The task:
Gather, from the data below, each line in which the word "грунта" occurs.

[Data listing]
## start

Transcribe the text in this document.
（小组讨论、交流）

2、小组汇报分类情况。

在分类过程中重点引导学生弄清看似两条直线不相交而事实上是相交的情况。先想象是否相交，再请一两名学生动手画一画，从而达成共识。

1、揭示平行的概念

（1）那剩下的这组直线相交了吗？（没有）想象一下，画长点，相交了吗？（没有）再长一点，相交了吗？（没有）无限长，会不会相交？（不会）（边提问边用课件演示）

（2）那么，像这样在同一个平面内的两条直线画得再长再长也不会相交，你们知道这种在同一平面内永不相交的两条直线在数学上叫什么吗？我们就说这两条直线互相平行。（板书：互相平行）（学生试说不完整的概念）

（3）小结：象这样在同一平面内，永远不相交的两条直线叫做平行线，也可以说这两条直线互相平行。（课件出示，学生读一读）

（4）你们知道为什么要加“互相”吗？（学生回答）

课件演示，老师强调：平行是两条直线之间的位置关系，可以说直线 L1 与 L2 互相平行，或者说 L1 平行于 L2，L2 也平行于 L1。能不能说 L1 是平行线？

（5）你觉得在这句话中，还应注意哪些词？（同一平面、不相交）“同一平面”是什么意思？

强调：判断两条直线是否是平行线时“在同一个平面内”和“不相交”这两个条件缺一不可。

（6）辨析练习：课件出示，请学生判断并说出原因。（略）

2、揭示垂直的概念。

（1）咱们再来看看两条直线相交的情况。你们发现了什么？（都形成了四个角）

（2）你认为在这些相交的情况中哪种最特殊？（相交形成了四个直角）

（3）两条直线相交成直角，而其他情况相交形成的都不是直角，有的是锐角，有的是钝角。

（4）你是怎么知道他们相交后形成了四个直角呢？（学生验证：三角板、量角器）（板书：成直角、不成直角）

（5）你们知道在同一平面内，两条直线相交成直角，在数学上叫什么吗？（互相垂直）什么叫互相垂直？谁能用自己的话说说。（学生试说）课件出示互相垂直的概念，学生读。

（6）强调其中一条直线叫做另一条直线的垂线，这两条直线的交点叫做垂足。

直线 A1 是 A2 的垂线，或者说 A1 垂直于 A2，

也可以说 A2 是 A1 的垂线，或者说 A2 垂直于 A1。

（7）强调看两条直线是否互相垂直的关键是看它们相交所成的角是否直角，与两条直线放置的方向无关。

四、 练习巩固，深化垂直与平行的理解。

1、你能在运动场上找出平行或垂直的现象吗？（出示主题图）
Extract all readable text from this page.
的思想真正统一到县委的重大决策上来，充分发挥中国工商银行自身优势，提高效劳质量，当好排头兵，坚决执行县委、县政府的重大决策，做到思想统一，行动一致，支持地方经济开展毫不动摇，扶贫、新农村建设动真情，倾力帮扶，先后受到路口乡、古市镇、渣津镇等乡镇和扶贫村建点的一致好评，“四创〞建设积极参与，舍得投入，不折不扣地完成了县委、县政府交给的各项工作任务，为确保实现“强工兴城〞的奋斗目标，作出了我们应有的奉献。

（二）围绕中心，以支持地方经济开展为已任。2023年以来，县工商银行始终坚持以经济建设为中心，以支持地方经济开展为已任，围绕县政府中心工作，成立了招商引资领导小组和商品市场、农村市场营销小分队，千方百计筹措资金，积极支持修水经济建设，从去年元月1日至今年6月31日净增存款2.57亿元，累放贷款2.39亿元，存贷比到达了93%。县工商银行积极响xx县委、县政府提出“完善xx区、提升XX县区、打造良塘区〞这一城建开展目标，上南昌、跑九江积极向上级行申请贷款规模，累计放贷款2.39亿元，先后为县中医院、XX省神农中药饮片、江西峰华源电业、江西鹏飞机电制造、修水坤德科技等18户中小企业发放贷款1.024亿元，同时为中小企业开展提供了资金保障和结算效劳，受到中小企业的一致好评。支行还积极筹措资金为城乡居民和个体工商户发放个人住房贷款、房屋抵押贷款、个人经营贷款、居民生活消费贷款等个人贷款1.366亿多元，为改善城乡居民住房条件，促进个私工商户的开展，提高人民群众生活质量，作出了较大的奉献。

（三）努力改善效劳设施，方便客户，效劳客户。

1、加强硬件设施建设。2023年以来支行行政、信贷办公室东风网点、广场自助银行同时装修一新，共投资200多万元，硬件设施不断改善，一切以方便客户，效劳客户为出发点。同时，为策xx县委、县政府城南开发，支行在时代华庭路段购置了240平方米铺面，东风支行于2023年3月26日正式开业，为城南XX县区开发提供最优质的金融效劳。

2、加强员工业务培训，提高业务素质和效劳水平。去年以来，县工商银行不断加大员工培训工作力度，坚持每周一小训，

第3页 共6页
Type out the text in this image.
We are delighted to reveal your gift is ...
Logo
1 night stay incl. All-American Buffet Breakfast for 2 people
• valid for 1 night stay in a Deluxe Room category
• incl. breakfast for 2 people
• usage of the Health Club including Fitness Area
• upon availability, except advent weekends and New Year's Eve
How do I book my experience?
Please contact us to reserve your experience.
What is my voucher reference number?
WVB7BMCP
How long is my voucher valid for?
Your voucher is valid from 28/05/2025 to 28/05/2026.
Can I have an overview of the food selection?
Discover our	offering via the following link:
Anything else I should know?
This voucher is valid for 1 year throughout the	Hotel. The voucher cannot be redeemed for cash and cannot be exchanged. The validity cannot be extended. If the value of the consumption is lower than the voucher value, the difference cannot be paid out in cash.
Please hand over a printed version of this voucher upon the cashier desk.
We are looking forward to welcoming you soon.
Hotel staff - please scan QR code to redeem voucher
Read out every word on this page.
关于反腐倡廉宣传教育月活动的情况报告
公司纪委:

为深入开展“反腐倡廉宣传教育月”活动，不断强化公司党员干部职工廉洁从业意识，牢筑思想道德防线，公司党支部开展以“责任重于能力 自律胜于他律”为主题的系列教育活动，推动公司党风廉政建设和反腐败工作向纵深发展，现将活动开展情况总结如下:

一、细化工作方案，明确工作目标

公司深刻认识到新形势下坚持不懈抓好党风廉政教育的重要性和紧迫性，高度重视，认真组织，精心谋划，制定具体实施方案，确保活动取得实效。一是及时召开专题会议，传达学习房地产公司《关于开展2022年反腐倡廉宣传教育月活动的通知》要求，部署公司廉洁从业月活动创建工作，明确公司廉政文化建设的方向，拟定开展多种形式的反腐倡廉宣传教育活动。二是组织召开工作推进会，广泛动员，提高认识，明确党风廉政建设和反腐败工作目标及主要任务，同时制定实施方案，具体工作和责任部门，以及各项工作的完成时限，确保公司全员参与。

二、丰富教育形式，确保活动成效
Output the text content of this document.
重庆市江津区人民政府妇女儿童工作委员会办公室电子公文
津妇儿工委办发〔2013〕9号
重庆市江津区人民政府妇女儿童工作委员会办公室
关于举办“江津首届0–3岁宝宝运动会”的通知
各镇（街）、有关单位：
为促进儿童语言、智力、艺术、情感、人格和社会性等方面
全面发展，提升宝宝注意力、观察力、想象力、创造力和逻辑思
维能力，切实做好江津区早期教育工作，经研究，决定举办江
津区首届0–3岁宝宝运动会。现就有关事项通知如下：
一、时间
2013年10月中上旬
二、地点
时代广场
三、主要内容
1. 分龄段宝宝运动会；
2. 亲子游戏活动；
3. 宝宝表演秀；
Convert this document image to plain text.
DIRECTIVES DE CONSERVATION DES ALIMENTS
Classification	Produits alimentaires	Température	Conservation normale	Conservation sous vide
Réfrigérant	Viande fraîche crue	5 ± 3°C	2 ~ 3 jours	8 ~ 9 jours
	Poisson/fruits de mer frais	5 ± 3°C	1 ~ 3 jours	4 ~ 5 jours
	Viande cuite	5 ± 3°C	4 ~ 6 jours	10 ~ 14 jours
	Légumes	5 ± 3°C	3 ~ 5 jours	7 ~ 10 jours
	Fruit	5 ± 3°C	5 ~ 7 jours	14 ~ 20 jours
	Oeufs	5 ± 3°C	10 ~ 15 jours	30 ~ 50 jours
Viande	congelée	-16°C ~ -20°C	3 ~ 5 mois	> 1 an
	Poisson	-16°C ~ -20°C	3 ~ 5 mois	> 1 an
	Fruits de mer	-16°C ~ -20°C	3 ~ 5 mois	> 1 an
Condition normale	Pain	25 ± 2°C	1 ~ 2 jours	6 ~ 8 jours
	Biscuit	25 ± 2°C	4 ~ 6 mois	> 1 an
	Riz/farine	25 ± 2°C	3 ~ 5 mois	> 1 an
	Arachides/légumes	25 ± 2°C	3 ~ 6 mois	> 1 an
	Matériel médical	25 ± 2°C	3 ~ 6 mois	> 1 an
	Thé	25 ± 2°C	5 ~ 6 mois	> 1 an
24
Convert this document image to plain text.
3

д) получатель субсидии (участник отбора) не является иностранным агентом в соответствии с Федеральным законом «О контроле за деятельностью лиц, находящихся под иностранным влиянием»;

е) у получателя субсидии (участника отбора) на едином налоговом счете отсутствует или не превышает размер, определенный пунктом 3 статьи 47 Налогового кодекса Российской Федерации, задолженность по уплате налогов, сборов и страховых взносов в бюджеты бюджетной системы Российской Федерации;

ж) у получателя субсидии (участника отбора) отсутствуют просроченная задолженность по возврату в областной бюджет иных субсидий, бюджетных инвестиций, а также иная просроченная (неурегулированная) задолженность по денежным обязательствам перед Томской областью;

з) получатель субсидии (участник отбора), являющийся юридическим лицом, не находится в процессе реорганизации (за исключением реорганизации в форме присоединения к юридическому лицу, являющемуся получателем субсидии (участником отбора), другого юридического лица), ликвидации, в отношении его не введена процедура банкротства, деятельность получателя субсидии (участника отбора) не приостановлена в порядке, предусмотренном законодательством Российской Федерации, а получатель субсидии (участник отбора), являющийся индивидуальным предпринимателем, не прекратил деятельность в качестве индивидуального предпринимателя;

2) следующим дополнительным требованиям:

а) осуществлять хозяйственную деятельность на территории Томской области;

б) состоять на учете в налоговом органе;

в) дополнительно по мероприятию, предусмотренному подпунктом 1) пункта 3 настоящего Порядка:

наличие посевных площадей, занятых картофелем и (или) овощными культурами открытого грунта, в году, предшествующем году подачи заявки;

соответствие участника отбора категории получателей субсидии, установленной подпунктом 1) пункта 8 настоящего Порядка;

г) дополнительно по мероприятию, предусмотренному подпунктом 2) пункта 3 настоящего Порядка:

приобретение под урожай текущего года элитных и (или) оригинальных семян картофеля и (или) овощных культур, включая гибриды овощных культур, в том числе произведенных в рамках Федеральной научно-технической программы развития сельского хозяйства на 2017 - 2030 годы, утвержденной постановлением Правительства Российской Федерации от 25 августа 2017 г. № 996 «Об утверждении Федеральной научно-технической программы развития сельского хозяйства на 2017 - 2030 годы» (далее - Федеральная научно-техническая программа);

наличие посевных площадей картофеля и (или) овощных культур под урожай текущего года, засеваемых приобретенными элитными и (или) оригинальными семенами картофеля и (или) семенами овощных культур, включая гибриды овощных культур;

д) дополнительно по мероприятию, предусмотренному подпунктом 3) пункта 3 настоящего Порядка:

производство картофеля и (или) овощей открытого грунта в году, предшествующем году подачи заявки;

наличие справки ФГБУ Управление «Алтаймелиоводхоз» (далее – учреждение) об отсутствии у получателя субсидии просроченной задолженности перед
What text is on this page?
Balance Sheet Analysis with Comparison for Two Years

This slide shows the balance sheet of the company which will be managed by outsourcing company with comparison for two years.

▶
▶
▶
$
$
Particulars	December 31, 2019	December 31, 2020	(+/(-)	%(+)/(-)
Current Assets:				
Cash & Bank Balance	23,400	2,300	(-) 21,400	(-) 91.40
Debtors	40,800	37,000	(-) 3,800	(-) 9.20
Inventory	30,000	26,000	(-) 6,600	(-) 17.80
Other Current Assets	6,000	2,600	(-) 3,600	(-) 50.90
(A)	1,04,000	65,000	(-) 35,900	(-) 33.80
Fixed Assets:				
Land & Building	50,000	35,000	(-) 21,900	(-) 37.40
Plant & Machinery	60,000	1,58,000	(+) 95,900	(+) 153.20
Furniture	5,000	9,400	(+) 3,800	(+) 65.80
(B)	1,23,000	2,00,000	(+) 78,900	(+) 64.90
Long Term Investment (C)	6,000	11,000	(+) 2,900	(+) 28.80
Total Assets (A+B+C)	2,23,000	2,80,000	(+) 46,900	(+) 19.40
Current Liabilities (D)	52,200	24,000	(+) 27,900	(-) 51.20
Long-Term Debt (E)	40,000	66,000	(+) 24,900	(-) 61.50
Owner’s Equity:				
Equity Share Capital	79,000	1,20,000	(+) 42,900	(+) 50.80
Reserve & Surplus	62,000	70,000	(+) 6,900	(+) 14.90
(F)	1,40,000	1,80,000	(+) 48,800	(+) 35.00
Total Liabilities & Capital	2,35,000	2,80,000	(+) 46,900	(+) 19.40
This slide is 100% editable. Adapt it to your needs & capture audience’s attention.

## end

Expected answer:
наличие посевных площадей, занятых картофелем и (или) овощными культурами открытого грунта, в году, предшествующем году подачи заявки;
производство картофеля и (или) овощей открытого грунта в году, предшествующем году подачи заявки;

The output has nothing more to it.